Dataset items:
•••

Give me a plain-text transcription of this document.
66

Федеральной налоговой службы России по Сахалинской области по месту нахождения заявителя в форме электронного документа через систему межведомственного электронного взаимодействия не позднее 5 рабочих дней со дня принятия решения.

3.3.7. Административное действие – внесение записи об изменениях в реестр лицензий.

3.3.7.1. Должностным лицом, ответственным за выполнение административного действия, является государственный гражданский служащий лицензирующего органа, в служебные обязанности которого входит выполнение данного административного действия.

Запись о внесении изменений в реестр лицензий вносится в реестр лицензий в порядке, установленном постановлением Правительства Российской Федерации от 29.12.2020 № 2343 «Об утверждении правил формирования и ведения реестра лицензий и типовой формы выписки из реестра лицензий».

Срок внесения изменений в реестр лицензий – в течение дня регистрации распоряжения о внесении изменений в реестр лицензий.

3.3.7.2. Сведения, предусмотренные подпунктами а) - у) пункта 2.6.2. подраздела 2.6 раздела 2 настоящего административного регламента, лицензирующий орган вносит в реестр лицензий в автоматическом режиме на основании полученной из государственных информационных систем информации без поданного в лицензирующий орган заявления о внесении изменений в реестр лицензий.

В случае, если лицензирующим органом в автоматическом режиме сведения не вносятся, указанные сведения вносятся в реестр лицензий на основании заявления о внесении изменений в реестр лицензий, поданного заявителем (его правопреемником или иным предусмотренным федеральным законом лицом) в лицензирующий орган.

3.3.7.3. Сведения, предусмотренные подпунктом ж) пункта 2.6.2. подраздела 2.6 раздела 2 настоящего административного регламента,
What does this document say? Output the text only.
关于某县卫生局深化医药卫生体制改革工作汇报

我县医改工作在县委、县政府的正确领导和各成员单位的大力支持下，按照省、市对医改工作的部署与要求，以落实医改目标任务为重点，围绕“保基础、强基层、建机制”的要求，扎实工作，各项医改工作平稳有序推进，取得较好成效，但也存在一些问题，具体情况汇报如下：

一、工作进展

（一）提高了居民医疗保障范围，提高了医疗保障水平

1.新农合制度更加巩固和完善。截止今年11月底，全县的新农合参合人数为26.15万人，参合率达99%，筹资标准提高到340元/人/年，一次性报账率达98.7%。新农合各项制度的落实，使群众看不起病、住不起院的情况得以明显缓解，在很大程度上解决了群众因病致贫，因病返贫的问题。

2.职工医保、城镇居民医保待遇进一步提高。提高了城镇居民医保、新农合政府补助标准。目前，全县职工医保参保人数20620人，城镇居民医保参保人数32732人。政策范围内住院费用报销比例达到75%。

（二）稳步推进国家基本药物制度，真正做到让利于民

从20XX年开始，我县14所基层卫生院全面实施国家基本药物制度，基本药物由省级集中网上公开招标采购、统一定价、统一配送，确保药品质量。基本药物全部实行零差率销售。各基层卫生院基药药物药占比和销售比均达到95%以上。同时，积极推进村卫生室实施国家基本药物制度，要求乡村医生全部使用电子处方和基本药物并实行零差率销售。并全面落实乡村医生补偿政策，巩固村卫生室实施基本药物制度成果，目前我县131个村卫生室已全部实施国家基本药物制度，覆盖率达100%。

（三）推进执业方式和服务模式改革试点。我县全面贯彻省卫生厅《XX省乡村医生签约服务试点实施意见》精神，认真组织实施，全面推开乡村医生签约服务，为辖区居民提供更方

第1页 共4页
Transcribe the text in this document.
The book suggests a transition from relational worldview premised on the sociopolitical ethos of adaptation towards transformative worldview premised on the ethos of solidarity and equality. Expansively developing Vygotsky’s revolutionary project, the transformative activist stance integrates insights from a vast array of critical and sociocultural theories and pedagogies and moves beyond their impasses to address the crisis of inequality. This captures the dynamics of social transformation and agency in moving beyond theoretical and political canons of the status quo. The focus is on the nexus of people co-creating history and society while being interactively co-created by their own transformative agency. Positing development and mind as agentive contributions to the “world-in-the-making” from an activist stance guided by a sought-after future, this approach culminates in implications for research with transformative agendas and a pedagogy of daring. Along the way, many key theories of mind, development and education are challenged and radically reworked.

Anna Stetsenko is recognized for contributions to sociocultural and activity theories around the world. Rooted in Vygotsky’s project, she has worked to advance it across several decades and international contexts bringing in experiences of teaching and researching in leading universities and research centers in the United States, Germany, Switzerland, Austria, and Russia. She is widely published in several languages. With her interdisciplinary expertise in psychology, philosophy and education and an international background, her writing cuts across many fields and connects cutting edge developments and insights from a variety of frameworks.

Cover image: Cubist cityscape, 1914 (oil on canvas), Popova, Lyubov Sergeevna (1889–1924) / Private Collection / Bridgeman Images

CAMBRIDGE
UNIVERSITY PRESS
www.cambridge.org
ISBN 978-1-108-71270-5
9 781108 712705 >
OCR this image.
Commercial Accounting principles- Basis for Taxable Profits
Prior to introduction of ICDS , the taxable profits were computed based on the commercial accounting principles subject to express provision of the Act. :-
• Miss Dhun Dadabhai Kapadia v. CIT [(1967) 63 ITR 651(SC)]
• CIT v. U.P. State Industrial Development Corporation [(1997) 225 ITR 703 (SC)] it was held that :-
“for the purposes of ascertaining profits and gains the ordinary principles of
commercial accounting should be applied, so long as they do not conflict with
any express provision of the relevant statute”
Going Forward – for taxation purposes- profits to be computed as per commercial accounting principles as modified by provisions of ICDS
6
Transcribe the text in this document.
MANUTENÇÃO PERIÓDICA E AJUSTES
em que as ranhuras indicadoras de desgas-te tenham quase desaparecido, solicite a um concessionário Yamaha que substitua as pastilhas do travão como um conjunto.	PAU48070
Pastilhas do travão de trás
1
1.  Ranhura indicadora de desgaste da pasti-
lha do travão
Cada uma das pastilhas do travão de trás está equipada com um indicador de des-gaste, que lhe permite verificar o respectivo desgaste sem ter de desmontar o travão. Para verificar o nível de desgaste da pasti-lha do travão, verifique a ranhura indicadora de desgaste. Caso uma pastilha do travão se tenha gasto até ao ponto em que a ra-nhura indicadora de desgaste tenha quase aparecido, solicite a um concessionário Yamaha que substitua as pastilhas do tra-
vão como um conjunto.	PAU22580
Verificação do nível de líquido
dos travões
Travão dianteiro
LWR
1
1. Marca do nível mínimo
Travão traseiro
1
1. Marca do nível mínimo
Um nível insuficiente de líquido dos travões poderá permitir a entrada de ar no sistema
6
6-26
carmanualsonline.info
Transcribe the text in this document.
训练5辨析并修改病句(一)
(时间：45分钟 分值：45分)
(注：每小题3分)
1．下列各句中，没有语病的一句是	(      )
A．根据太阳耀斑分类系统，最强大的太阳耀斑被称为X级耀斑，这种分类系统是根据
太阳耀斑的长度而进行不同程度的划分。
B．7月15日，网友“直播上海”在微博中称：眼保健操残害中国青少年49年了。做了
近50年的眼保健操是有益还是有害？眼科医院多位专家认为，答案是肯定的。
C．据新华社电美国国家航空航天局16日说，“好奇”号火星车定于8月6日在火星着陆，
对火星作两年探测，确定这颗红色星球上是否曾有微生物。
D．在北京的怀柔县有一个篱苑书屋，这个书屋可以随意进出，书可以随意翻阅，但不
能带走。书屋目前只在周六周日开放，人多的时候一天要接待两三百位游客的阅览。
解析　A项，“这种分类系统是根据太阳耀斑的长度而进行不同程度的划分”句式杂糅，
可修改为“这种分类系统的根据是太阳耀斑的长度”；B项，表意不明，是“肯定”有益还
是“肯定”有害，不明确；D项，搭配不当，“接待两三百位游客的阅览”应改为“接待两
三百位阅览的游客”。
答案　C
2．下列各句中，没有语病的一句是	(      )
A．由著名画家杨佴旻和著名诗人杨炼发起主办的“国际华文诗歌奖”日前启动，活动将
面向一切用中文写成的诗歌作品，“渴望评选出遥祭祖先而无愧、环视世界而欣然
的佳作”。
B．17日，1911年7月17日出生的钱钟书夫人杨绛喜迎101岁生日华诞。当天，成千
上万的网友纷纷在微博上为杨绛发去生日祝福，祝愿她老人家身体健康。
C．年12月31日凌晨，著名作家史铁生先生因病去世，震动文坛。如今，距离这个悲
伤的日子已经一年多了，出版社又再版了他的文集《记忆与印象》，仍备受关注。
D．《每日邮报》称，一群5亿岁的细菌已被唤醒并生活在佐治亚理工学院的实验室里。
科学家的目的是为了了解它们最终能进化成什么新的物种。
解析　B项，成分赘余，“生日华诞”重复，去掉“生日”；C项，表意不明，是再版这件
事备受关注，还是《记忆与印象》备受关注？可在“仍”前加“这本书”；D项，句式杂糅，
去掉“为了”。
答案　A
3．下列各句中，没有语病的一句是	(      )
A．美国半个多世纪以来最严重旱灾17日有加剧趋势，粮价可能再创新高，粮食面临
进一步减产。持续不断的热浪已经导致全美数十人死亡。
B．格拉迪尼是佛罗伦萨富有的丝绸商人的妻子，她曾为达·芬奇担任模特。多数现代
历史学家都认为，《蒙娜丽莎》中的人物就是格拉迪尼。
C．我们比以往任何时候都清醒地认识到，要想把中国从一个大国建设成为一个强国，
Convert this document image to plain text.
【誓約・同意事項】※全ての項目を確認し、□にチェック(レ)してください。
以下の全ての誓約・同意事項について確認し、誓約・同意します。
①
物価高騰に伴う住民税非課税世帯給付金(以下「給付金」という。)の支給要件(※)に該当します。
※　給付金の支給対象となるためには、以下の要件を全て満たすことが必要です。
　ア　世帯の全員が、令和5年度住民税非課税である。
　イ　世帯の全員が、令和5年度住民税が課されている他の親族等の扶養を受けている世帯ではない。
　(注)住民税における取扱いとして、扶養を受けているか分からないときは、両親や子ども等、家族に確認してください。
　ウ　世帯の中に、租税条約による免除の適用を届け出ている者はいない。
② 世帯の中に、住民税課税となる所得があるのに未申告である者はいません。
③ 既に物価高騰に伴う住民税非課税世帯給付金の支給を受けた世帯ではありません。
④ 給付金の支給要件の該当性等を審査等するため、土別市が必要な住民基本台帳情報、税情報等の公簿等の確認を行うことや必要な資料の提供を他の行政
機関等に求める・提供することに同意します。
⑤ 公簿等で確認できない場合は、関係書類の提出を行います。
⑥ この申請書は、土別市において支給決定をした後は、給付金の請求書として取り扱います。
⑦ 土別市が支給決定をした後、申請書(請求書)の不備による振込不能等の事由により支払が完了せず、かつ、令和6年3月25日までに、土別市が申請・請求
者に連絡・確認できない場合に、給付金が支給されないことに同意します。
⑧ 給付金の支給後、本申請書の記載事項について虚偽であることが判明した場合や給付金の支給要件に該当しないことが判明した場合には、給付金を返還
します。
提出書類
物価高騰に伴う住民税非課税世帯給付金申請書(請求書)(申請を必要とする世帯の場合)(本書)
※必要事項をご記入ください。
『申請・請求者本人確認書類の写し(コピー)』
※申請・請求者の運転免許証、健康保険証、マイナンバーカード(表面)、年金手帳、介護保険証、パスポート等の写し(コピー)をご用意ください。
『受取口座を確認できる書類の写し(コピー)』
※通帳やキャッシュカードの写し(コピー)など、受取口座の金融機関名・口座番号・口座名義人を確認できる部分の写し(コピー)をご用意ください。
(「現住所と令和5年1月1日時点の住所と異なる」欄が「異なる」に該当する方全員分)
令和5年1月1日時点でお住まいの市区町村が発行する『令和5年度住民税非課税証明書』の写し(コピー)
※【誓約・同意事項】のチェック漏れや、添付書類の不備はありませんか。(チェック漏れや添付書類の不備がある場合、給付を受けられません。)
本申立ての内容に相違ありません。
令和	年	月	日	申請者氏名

•••

**Exercise details**
Report the number of lines in the entries above that include the string "表意不明". Give nothing but the number.

**Finished exercise**
2